--- start ---
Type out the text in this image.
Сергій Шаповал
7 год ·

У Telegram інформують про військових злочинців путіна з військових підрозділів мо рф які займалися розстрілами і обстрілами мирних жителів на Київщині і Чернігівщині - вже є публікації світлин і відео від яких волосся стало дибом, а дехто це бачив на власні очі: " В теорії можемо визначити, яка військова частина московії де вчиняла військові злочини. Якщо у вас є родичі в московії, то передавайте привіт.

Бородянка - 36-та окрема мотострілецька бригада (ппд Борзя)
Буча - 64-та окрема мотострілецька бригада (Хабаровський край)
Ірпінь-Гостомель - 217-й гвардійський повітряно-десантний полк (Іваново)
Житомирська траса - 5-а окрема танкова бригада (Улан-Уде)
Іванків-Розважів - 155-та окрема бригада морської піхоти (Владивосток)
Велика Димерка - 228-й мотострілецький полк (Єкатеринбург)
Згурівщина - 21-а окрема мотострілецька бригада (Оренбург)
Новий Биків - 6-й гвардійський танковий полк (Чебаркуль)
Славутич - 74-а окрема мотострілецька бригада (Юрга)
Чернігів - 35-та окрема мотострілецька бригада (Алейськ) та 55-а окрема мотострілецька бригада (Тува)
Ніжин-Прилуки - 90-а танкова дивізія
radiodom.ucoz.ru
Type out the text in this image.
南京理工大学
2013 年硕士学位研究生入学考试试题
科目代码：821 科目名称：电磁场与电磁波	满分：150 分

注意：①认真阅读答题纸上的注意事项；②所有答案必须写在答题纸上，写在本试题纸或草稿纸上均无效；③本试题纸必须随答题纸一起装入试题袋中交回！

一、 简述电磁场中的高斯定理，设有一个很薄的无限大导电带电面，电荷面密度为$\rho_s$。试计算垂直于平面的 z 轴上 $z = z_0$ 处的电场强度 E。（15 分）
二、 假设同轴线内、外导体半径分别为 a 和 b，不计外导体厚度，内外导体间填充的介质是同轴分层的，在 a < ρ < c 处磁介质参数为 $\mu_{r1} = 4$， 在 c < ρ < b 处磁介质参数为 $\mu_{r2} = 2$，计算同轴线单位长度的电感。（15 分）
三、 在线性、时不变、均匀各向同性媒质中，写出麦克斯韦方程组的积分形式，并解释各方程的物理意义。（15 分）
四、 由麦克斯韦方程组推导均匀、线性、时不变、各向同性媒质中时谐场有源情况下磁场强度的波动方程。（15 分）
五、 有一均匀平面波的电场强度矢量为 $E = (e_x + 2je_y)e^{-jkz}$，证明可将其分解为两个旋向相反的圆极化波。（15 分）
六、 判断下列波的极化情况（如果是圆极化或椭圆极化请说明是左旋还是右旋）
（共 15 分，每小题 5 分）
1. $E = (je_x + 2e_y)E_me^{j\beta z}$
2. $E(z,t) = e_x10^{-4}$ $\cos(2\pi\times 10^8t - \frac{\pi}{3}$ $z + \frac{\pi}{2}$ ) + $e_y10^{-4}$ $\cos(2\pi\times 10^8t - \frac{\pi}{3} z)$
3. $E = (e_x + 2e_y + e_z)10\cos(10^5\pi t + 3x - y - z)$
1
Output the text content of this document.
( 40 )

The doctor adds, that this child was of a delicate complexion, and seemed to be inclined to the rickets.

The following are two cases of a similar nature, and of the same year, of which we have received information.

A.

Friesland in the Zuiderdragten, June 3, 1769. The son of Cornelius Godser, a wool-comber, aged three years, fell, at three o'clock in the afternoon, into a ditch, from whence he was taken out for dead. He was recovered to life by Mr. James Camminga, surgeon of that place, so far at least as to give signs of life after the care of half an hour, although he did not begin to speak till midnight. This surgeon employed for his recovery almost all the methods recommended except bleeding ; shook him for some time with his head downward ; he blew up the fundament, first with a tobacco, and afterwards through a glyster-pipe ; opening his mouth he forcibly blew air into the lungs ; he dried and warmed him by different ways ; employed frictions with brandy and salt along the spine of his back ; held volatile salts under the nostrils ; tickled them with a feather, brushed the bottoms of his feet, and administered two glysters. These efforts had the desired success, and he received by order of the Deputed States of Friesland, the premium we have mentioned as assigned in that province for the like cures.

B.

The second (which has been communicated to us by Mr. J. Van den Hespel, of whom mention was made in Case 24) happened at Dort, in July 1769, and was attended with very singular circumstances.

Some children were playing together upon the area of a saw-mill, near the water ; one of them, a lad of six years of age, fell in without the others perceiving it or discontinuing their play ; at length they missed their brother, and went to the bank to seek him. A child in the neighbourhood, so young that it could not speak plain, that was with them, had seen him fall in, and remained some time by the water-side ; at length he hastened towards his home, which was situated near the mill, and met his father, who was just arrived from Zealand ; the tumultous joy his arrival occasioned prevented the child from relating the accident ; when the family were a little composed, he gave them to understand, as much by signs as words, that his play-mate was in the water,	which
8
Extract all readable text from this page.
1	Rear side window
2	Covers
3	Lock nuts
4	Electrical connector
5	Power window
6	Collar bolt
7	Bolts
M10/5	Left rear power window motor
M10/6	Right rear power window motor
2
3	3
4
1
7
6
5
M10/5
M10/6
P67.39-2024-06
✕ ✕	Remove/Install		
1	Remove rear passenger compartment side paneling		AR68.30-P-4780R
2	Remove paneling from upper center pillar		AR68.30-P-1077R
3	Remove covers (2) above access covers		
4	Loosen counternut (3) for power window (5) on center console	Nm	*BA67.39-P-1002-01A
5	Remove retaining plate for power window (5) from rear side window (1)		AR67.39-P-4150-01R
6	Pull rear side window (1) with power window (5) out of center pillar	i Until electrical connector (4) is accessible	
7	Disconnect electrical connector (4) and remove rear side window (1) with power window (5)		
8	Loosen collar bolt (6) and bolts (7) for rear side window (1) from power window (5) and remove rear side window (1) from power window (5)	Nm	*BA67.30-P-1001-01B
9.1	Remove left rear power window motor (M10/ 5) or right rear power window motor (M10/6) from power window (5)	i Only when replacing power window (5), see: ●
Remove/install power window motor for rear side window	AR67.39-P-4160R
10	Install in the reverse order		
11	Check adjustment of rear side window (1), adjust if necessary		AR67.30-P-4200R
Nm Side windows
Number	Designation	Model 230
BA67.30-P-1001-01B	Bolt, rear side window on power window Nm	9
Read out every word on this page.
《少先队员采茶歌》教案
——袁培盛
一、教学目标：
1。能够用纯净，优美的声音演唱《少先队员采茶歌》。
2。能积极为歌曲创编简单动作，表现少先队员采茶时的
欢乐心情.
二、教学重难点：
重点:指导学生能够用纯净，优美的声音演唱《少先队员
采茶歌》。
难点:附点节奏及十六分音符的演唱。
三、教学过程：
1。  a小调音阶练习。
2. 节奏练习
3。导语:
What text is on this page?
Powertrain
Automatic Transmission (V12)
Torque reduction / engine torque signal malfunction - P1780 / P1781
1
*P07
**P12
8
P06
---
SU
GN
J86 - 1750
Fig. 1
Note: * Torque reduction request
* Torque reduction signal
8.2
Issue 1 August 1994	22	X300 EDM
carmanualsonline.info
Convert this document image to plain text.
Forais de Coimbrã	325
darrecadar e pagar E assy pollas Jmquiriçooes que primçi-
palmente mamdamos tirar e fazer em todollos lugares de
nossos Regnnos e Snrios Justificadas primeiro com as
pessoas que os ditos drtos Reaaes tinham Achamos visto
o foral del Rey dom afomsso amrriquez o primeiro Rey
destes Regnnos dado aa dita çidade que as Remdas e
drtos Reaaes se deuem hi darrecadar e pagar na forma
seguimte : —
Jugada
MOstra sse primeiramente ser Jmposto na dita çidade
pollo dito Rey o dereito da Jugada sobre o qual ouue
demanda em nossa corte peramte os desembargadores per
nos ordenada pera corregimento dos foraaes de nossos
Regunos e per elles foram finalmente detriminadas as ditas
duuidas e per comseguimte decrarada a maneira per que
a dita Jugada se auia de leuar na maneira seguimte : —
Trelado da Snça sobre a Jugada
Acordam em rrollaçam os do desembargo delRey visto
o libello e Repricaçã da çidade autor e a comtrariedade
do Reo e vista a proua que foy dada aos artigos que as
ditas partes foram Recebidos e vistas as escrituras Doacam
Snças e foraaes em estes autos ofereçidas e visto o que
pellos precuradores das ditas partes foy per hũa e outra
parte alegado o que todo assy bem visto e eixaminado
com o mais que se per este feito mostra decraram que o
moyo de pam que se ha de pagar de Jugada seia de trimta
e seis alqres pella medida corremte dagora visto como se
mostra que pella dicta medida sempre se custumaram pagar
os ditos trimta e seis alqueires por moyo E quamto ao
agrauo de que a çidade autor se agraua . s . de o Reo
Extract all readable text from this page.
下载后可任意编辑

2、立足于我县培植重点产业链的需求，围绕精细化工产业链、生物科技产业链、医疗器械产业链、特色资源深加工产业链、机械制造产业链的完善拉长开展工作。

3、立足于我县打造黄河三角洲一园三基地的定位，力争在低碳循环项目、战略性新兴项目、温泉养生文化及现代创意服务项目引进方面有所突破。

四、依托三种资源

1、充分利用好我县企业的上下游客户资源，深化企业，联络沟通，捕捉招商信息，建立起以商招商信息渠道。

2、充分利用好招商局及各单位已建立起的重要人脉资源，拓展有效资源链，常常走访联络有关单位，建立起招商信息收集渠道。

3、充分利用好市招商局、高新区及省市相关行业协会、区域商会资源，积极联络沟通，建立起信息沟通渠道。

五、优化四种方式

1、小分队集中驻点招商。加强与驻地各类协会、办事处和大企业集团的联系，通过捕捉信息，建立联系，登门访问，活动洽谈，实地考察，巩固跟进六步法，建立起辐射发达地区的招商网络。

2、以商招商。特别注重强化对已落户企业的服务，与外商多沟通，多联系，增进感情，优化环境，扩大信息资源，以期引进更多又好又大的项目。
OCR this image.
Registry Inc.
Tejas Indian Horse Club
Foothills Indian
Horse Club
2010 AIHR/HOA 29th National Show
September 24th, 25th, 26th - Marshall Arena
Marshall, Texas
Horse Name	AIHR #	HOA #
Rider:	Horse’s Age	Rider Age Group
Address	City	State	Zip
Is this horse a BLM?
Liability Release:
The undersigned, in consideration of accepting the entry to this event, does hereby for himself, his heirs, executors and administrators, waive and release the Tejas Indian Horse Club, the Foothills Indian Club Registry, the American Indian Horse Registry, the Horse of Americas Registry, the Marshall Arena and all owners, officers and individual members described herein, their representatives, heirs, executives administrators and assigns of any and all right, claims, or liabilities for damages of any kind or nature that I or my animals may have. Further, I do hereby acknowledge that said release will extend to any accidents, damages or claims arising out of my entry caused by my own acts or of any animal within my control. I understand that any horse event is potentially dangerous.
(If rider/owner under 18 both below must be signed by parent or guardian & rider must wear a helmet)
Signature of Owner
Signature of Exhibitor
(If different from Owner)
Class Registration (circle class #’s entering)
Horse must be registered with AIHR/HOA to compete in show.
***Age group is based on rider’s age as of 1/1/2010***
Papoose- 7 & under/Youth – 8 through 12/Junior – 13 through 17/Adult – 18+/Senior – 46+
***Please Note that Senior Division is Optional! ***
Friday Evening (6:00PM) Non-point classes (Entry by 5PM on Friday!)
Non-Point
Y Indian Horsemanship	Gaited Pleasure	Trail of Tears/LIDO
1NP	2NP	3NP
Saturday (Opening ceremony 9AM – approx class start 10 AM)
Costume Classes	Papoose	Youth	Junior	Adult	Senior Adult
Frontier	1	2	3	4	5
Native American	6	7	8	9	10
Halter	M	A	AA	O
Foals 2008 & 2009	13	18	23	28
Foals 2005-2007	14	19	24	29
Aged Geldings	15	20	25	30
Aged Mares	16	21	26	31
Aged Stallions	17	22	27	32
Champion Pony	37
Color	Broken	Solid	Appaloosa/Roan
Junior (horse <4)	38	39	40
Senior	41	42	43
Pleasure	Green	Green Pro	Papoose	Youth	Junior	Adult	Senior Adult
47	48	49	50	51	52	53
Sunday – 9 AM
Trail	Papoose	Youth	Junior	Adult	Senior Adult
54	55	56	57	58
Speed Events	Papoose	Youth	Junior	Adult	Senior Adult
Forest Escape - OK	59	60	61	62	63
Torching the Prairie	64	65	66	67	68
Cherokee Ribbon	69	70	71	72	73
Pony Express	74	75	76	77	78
--- end ---
### DIRECTIONS
Count the lines of the material that include the word "page", then state only the total.

### EXPECTED ANSWER
4